> _Stored items_

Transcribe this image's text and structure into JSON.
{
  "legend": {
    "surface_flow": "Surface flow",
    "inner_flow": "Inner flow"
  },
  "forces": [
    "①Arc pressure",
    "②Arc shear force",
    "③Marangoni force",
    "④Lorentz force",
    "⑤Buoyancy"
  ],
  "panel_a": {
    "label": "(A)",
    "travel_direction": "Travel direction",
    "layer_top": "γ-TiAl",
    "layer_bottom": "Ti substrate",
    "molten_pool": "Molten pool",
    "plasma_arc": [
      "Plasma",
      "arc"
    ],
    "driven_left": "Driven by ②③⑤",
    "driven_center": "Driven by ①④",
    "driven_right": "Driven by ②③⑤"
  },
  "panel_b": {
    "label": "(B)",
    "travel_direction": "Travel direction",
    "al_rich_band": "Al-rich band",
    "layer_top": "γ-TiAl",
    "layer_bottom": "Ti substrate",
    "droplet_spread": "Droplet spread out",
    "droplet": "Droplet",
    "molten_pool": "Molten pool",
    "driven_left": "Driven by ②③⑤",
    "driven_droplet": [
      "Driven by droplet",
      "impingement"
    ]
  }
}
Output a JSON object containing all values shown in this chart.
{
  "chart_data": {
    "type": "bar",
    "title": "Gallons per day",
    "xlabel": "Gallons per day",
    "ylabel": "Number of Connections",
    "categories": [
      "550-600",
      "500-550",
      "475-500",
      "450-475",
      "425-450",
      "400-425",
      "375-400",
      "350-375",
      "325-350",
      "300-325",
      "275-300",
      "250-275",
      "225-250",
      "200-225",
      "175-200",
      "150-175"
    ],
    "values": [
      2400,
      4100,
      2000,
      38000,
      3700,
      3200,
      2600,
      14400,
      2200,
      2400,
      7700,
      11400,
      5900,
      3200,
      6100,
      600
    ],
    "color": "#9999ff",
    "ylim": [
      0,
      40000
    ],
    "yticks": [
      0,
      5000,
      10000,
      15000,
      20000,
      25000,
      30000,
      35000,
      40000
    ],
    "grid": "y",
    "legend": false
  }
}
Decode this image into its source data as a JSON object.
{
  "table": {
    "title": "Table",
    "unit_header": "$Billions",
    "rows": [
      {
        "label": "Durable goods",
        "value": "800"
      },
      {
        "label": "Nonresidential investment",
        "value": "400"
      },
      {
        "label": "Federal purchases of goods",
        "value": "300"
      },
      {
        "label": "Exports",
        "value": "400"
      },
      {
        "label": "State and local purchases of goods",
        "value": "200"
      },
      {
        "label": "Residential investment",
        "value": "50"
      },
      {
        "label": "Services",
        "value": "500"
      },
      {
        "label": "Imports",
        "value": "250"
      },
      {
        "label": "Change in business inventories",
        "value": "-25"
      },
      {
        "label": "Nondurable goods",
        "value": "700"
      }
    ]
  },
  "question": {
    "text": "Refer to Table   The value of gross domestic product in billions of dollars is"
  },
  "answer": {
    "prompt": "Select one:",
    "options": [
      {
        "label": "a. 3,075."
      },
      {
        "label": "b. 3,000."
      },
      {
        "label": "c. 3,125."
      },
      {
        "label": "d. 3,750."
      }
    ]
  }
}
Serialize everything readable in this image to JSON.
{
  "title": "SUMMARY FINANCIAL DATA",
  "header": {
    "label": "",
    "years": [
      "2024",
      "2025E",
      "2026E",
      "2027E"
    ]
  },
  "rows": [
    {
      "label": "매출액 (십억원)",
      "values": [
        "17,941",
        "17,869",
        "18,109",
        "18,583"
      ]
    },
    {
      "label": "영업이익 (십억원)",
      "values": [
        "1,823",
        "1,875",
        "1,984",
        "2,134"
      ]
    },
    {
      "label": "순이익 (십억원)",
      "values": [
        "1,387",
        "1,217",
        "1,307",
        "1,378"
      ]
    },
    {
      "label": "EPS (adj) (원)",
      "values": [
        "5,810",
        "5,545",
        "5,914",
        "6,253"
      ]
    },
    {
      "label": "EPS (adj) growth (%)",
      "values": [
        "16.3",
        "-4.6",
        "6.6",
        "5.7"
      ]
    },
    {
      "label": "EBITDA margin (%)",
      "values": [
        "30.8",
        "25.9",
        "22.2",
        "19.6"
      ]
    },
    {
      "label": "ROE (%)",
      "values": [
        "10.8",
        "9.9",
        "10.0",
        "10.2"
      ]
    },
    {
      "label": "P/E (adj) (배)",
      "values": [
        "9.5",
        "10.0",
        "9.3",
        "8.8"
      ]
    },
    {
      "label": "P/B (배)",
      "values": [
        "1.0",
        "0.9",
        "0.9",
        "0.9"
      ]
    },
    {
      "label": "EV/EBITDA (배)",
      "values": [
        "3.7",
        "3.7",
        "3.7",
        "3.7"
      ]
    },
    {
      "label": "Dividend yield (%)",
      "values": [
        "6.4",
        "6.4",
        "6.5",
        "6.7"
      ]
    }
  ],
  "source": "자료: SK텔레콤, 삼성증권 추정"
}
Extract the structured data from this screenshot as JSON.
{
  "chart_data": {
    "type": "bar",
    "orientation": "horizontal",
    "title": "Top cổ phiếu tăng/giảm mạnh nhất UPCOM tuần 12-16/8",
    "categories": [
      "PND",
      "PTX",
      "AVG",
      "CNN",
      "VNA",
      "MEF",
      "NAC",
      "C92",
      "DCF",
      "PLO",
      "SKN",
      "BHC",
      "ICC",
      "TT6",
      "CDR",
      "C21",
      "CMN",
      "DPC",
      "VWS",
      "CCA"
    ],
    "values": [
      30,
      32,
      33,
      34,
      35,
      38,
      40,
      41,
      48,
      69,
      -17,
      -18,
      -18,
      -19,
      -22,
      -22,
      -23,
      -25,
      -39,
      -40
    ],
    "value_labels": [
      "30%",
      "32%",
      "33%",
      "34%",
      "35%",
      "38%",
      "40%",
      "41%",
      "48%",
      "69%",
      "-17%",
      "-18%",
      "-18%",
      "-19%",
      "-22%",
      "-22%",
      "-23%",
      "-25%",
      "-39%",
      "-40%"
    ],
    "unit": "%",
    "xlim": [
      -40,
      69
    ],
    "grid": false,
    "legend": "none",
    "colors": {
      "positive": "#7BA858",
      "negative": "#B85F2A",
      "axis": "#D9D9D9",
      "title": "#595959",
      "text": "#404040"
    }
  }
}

> _Written exercise_
Your task is to repeat the data exactly; please include every line.

> _Answer for the task_
Transcribe this image's text and structure into JSON.
{
  "legend": {
    "surface_flow": "Surface flow",
    "inner_flow": "Inner flow"
  },
  "forces": [
    "①Arc pressure",
    "②Arc shear force",
    "③Marangoni force",
    "④Lorentz force",
    "⑤Buoyancy"
  ],
  "panel_a": {
    "label": "(A)",
    "travel_direction": "Travel direction",
    "layer_top": "γ-TiAl",
    "layer_bottom": "Ti substrate",
    "molten_pool": "Molten pool",
    "plasma_arc": [
      "Plasma",
      "arc"
    ],
    "driven_left": "Driven by ②③⑤",
    "driven_center": "Driven by ①④",
    "driven_right": "Driven by ②③⑤"
  },
  "panel_b": {
    "label": "(B)",
    "travel_direction": "Travel direction",
    "al_rich_band": "Al-rich band",
    "layer_top": "γ-TiAl",
    "layer_bottom": "Ti substrate",
    "droplet_spread": "Droplet spread out",
    "droplet": "Droplet",
    "molten_pool": "Molten pool",
    "driven_left": "Driven by ②③⑤",
    "driven_droplet": [
      "Driven by droplet",
      "impingement"
    ]
  }
}
Output a JSON object containing all values shown in this chart.
{
  "chart_data": {
    "type": "bar",
    "title": "Gallons per day",
    "xlabel": "Gallons per day",
    "ylabel": "Number of Connections",
    "categories": [
      "550-600",
      "500-550",
      "475-500",
      "450-475",
      "425-450",
      "400-425",
      "375-400",
      "350-375",
      "325-350",
      "300-325",
      "275-300",
      "250-275",
      "225-250",
      "200-225",
      "175-200",
      "150-175"
    ],
    "values": [
      2400,
      4100,
      2000,
      38000,
      3700,
      3200,
      2600,
      14400,
      2200,
      2400,
      7700,
      11400,
      5900,
      3200,
      6100,
      600
    ],
    "color": "#9999ff",
    "ylim": [
      0,
      40000
    ],
    "yticks": [
      0,
      5000,
      10000,
      15000,
      20000,
      25000,
      30000,
      35000,
      40000
    ],
    "grid": "y",
    "legend": false
  }
}
Decode this image into its source data as a JSON object.
{
  "table": {
    "title": "Table",
    "unit_header": "$Billions",
    "rows": [
      {
        "label": "Durable goods",
        "value": "800"
      },
      {
        "label": "Nonresidential investment",
        "value": "400"
      },
      {
        "label": "Federal purchases of goods",
        "value": "300"
      },
      {
        "label": "Exports",
        "value": "400"
      },
      {
        "label": "State and local purchases of goods",
        "value": "200"
      },
      {
        "label": "Residential investment",
        "value": "50"
      },
      {
        "label": "Services",
        "value": "500"
      },
      {
        "label": "Imports",
        "value": "250"
      },
      {
        "label": "Change in business inventories",
        "value": "-25"
      },
      {
        "label": "Nondurable goods",
        "value": "700"
      }
    ]
  },
  "question": {
    "text": "Refer to Table   The value of gross domestic product in billions of dollars is"
  },
  "answer": {
    "prompt": "Select one:",
    "options": [
      {
        "label": "a. 3,075."
      },
      {
        "label": "b. 3,000."
      },
      {
        "label": "c. 3,125."
      },
      {
        "label": "d. 3,750."
      }
    ]
  }
}
Serialize everything readable in this image to JSON.
{
  "title": "SUMMARY FINANCIAL DATA",
  "header": {
    "label": "",
    "years": [
      "2024",
      "2025E",
      "2026E",
      "2027E"
    ]
  },
  "rows": [
    {
      "label": "매출액 (십억원)",
      "values": [
        "17,941",
        "17,869",
        "18,109",
        "18,583"
      ]
    },
    {
      "label": "영업이익 (십억원)",
      "values": [
        "1,823",
        "1,875",
        "1,984",
        "2,134"
      ]
    },
    {
      "label": "순이익 (십억원)",
      "values": [
        "1,387",
        "1,217",
        "1,307",
        "1,378"
      ]
    },
    {
      "label": "EPS (adj) (원)",
      "values": [
        "5,810",
        "5,545",
        "5,914",
        "6,253"
      ]
    },
    {
      "label": "EPS (adj) growth (%)",
      "values": [
        "16.3",
        "-4.6",
        "6.6",
        "5.7"
      ]
    },
    {
      "label": "EBITDA margin (%)",
      "values": [
        "30.8",
        "25.9",
        "22.2",
        "19.6"
      ]
    },
    {
      "label": "ROE (%)",
      "values": [
        "10.8",
        "9.9",
        "10.0",
        "10.2"
      ]
    },
    {
      "label": "P/E (adj) (배)",
      "values": [
        "9.5",
        "10.0",
        "9.3",
        "8.8"
      ]
    },
    {
      "label": "P/B (배)",
      "values": [
        "1.0",
        "0.9",
        "0.9",
        "0.9"
      ]
    },
    {
      "label": "EV/EBITDA (배)",
      "values": [
        "3.7",
        "3.7",
        "3.7",
        "3.7"
      ]
    },
    {
      "label": "Dividend yield (%)",
      "values": [
        "6.4",
        "6.4",
        "6.5",
        "6.7"
      ]
    }
  ],
  "source": "자료: SK텔레콤, 삼성증권 추정"
}
Extract the structured data from this screenshot as JSON.
{
  "chart_data": {
    "type": "bar",
    "orientation": "horizontal",
    "title": "Top cổ phiếu tăng/giảm mạnh nhất UPCOM tuần 12-16/8",
    "categories": [
      "PND",
      "PTX",
      "AVG",
      "CNN",
      "VNA",
      "MEF",
      "NAC",
      "C92",
      "DCF",
      "PLO",
      "SKN",
      "BHC",
      "ICC",
      "TT6",
      "CDR",
      "C21",
      "CMN",
      "DPC",
      "VWS",
      "CCA"
    ],
    "values": [
      30,
      32,
      33,
      34,
      35,
      38,
      40,
      41,
      48,
      69,
      -17,
      -18,
      -18,
      -19,
      -22,
      -22,
      -23,
      -25,
      -39,
      -40
    ],
    "value_labels": [
      "30%",
      "32%",
      "33%",
      "34%",
      "35%",
      "38%",
      "40%",
      "41%",
      "48%",
      "69%",
      "-17%",
      "-18%",
      "-18%",
      "-19%",
      "-22%",
      "-22%",
      "-23%",
      "-25%",
      "-39%",
      "-40%"
    ],
    "unit": "%",
    "xlim": [
      -40,
      69
    ],
    "grid": false,
    "legend": "none",
    "colors": {
      "positive": "#7BA858",
      "negative": "#B85F2A",
      "axis": "#D9D9D9",
      "title": "#595959",
      "text": "#404040"
    }
  }
}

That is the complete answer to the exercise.